● **TEXT SEGMENT**:
= Beginning of Section =

Opinion / Op-Ed Contributors

'A' means 'advancement' for tourist spots

By Sun Xi ( Updated: 2016-08-15 11:11

'A' means 'advancement' for tourist spots
Cai Meng / China Daily

There are so many exciting and world-renowned attractions to see in China, such as the Great Wall, the Palace Museum and Mount Huangshan. With 5,000 years of history and civilization, China is home to the second highest number (50) of UNESCO World Heritage Sites; only Italy (51) has more.

China's domestic tourism market has been booming over the last decade, with a 10 percent annual growth on average. China’s top-rated, AAAAA or 5A, tourist attractions have tripled from 66 in 2007 to more than 200 at present, with three sites being stripped of their 5A rating accreditations.

The first case of cancellation of the 5A-rated accreditation was Shanhaiguan Pass, the eastern end of the Ming Dynasty (1368-1644) Great Wall in Hebei province, last October, while Chongqing municipality’s Shenlong Gorge and Hunan province’s Orange Isle lost their privilege later. The common problems found by the China National Tourism Administration at the three sites included overpricing, bad sanitation, poor facility maintenance and degraded services.

The mechanism of revoking ratings initiated by the CNTA has been widely welcomed by the public, because it explicitly indicates A-ratings are revocable, not an assurance of a once-and-for-ever privilege.

= End of Section =

● **PROBLEMS TO SOLVE**:
A – Please update the stretch of the op-ed on China's tourist-site ratings from "China's domestic tourism" through "5A rating accreditations.", putting "thriving" in place of "booming".
B – Continue the op-ed on China's tourist-site ratings from its final paragraph onward.

● **LISTED ENTRIES**:
= Beginning of Section =

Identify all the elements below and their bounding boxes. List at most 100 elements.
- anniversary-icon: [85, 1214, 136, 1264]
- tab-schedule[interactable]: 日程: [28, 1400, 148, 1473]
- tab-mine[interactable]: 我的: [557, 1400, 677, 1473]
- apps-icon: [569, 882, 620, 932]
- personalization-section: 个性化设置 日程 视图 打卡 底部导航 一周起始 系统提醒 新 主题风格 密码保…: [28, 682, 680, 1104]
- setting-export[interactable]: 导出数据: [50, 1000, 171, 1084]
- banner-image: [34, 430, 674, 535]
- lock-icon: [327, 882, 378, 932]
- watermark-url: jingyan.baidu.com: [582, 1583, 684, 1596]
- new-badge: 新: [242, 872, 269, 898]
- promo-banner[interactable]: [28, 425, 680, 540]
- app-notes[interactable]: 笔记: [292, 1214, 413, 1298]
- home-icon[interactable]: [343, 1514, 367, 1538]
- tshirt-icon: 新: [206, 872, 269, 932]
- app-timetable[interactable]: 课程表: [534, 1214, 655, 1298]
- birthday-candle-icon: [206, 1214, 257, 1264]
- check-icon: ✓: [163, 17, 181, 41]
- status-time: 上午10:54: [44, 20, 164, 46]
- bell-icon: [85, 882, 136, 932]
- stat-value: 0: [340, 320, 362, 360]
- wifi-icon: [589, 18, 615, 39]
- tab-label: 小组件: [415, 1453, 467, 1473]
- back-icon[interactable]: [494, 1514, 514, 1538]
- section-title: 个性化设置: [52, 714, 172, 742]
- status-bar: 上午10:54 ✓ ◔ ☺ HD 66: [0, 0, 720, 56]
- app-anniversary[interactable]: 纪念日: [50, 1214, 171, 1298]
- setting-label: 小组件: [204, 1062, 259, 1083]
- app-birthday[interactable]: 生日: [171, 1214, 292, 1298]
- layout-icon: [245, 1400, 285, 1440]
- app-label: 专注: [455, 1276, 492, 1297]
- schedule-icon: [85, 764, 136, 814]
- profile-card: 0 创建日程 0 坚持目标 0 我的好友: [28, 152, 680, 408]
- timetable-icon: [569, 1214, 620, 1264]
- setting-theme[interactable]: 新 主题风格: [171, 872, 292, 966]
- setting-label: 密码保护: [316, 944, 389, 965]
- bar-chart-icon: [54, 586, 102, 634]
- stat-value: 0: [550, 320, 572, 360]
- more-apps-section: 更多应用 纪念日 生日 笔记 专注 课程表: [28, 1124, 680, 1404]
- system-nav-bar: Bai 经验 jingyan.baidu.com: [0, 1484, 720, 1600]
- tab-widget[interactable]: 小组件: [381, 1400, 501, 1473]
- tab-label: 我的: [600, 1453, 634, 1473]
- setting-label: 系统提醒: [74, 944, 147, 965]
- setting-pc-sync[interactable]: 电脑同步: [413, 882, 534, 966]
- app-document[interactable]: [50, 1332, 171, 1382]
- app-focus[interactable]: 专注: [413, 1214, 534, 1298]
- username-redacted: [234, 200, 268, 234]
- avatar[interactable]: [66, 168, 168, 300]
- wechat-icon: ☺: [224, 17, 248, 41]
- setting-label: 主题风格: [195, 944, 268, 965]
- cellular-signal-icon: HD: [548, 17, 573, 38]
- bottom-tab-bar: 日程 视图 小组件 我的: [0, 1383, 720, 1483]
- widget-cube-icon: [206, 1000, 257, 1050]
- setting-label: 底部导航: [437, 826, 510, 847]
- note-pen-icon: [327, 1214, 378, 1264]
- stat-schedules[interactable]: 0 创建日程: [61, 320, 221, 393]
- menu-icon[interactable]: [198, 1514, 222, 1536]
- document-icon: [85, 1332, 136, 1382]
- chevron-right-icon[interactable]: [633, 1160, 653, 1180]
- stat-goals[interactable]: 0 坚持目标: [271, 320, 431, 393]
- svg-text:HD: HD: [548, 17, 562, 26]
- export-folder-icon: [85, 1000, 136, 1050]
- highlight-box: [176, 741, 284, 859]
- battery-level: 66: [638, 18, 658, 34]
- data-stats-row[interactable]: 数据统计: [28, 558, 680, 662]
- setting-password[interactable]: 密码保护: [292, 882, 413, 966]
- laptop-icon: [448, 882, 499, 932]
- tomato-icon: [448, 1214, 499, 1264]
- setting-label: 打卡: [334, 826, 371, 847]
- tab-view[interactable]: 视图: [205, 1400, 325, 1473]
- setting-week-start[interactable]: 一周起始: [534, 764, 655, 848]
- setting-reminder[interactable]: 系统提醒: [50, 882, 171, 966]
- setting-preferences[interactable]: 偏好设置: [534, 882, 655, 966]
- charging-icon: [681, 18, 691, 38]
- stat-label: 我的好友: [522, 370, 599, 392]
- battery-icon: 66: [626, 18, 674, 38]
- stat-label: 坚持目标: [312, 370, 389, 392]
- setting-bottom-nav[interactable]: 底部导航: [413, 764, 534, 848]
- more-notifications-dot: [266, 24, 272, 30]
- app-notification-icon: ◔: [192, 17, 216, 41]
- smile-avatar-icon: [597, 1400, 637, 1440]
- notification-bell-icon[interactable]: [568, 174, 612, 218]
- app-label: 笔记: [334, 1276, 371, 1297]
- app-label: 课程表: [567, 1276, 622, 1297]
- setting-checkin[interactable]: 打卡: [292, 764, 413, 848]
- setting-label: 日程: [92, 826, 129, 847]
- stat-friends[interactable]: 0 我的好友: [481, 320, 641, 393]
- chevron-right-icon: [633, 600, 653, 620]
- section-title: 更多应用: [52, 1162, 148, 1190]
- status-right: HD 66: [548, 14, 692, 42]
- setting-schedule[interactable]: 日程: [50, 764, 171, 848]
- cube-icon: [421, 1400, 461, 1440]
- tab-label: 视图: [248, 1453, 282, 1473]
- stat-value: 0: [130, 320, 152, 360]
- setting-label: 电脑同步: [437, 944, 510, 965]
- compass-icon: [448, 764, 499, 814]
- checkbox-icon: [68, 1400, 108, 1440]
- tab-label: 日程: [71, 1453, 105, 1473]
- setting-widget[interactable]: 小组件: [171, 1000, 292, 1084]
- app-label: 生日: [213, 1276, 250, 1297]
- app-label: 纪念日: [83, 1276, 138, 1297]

= End of Section =

● **RESPONSES TO THE EXERCISE**:
A –
China's domestic tourism market has been thriving over the last decade, with a 10 percent annual growth on average. China’s top-rated, AAAAA or 5A, tourist attractions have tripled from 66 in 2007 to more than 200 at present, with three sites being stripped of their 5A rating accreditations.

B –
It is worth noting that the failure to promote the “tourism toilet revolution” launched by the CNTA in January 2015 is the soft underbelly of most tourist attractions in China. In fact, many toilets at tourist sites have been built following high standards, but since the management is not up to the same standards and most users’ behaviors are unhealthy and uncivil, they become dirty and quickly fall into disrepair. That could be remedied by following the “ABC” rule, namely architecture, behavior and cleaning. (Refer to “Elegant toilet culture to boost tourism”, China Daily, May 20, 2016.)

It is also worth emphasizing that a systematic and comprehensive approach is needed to develop tourism in a healthy manner. Indeed, tourism promotion and marketing campaigns can boost demand. But it is more important to first improve and strengthen the supply side — the quality infrastructure of and services rendered at tourist sites. The Chinese joke of “Inside attractions is Europe, but outside is Africa” is not funny but shameful. The development of scenic spots should be integrated into the master plans of local cities.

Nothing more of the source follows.